### DATA FOR PROCESSING
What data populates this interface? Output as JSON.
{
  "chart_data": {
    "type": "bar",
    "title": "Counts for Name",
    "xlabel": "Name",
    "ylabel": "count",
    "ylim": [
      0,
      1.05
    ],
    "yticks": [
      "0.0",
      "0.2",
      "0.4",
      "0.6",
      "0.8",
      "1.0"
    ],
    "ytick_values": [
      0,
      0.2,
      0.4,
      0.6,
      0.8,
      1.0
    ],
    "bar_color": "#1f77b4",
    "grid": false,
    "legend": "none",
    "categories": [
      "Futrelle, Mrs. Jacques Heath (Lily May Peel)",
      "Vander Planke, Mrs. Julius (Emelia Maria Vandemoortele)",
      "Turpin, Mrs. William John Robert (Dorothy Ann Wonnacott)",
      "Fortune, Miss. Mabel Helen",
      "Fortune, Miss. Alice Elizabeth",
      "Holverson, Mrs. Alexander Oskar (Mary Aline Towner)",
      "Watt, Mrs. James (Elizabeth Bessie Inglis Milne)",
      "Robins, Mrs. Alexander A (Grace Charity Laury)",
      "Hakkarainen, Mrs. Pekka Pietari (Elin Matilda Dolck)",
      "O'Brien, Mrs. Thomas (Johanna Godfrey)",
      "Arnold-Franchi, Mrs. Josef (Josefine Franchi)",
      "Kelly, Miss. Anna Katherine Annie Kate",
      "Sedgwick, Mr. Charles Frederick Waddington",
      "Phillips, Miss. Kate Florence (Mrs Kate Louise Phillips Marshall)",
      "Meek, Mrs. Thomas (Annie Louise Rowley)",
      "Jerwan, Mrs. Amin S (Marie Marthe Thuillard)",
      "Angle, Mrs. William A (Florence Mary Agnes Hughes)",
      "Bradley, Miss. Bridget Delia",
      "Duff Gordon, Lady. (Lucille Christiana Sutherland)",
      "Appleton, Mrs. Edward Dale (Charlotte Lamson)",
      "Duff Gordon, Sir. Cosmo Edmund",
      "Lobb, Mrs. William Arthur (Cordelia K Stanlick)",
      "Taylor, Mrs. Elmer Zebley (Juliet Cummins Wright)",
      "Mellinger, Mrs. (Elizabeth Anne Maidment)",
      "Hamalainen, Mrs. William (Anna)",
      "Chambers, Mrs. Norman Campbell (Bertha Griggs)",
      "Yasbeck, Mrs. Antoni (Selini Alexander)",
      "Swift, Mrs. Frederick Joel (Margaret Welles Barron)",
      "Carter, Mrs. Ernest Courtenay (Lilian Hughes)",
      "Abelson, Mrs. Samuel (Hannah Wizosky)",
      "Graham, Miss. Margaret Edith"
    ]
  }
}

### WRITTEN PROBLEM
Output every entry shown above, exactly.

### COMPLETE RESPONSE
What data populates this interface? Output as JSON.
{
  "chart_data": {
    "type": "bar",
    "title": "Counts for Name",
    "xlabel": "Name",
    "ylabel": "count",
    "ylim": [
      0,
      1.05
    ],
    "yticks": [
      "0.0",
      "0.2",
      "0.4",
      "0.6",
      "0.8",
      "1.0"
    ],
    "ytick_values": [
      0,
      0.2,
      0.4,
      0.6,
      0.8,
      1.0
    ],
    "bar_color": "#1f77b4",
    "grid": false,
    "legend": "none",
    "categories": [
      "Futrelle, Mrs. Jacques Heath (Lily May Peel)",
      "Vander Planke, Mrs. Julius (Emelia Maria Vandemoortele)",
      "Turpin, Mrs. William John Robert (Dorothy Ann Wonnacott)",
      "Fortune, Miss. Mabel Helen",
      "Fortune, Miss. Alice Elizabeth",
      "Holverson, Mrs. Alexander Oskar (Mary Aline Towner)",
      "Watt, Mrs. James (Elizabeth Bessie Inglis Milne)",
      "Robins, Mrs. Alexander A (Grace Charity Laury)",
      "Hakkarainen, Mrs. Pekka Pietari (Elin Matilda Dolck)",
      "O'Brien, Mrs. Thomas (Johanna Godfrey)",
      "Arnold-Franchi, Mrs. Josef (Josefine Franchi)",
      "Kelly, Miss. Anna Katherine Annie Kate",
      "Sedgwick, Mr. Charles Frederick Waddington",
      "Phillips, Miss. Kate Florence (Mrs Kate Louise Phillips Marshall)",
      "Meek, Mrs. Thomas (Annie Louise Rowley)",
      "Jerwan, Mrs. Amin S (Marie Marthe Thuillard)",
      "Angle, Mrs. William A (Florence Mary Agnes Hughes)",
      "Bradley, Miss. Bridget Delia",
      "Duff Gordon, Lady. (Lucille Christiana Sutherland)",
      "Appleton, Mrs. Edward Dale (Charlotte Lamson)",
      "Duff Gordon, Sir. Cosmo Edmund",
      "Lobb, Mrs. William Arthur (Cordelia K Stanlick)",
      "Taylor, Mrs. Elmer Zebley (Juliet Cummins Wright)",
      "Mellinger, Mrs. (Elizabeth Anne Maidment)",
      "Hamalainen, Mrs. William (Anna)",
      "Chambers, Mrs. Norman Campbell (Bertha Griggs)",
      "Yasbeck, Mrs. Antoni (Selini Alexander)",
      "Swift, Mrs. Frederick Joel (Margaret Welles Barron)",
      "Carter, Mrs. Ernest Courtenay (Lilian Hughes)",
      "Abelson, Mrs. Samuel (Hannah Wizosky)",
      "Graham, Miss. Margaret Edith"
    ]
  }
}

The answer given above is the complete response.